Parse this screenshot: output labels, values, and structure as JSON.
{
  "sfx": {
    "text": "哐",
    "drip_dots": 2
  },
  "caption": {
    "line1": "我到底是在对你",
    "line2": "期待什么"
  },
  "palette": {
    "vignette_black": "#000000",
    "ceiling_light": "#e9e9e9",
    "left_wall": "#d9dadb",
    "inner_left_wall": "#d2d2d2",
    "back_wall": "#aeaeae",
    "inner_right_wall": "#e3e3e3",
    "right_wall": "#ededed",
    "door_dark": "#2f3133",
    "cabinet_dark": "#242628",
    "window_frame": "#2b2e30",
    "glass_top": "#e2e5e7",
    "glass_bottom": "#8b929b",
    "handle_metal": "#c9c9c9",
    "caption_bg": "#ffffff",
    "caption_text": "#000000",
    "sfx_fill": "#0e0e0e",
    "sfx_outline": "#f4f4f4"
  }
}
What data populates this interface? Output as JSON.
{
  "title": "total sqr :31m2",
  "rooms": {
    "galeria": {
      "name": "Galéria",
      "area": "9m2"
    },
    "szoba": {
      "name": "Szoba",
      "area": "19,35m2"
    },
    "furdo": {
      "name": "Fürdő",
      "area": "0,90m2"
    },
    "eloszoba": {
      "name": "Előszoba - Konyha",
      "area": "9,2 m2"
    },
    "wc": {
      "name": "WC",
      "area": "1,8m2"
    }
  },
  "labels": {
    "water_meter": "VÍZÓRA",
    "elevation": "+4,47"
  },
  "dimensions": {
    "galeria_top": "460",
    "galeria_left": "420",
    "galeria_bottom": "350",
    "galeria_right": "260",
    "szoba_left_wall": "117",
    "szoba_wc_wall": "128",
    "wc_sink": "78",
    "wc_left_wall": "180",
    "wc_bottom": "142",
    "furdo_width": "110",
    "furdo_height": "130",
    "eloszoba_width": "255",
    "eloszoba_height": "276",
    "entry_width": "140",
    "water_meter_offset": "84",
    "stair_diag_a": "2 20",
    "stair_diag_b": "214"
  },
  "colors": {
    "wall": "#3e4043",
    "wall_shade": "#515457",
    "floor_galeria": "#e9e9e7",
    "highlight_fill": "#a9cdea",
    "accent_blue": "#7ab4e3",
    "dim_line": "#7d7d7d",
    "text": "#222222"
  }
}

#### [WHAT THE TASK REQUIRES]
Return the line that contains "What data populates" and all lines after it, verbatim, and nothing else.

#### [OUTPUT FOR THIS TASK]
What data populates this interface? Output as JSON.
{
  "title": "total sqr :31m2",
  "rooms": {
    "galeria": {
      "name": "Galéria",
      "area": "9m2"
    },
    "szoba": {
      "name": "Szoba",
      "area": "19,35m2"
    },
    "furdo": {
      "name": "Fürdő",
      "area": "0,90m2"
    },
    "eloszoba": {
      "name": "Előszoba - Konyha",
      "area": "9,2 m2"
    },
    "wc": {
      "name": "WC",
      "area": "1,8m2"
    }
  },
  "labels": {
    "water_meter": "VÍZÓRA",
    "elevation": "+4,47"
  },
  "dimensions": {
    "galeria_top": "460",
    "galeria_left": "420",
    "galeria_bottom": "350",
    "galeria_right": "260",
    "szoba_left_wall": "117",
    "szoba_wc_wall": "128",
    "wc_sink": "78",
    "wc_left_wall": "180",
    "wc_bottom": "142",
    "furdo_width": "110",
    "furdo_height": "130",
    "eloszoba_width": "255",
    "eloszoba_height": "276",
    "entry_width": "140",
    "water_meter_offset": "84",
    "stair_diag_a": "2 20",
    "stair_diag_b": "214"
  },
  "colors": {
    "wall": "#3e4043",
    "wall_shade": "#515457",
    "floor_galeria": "#e9e9e7",
    "highlight_fill": "#a9cdea",
    "accent_blue": "#7ab4e3",
    "dim_line": "#7d7d7d",
    "text": "#222222"
  }
}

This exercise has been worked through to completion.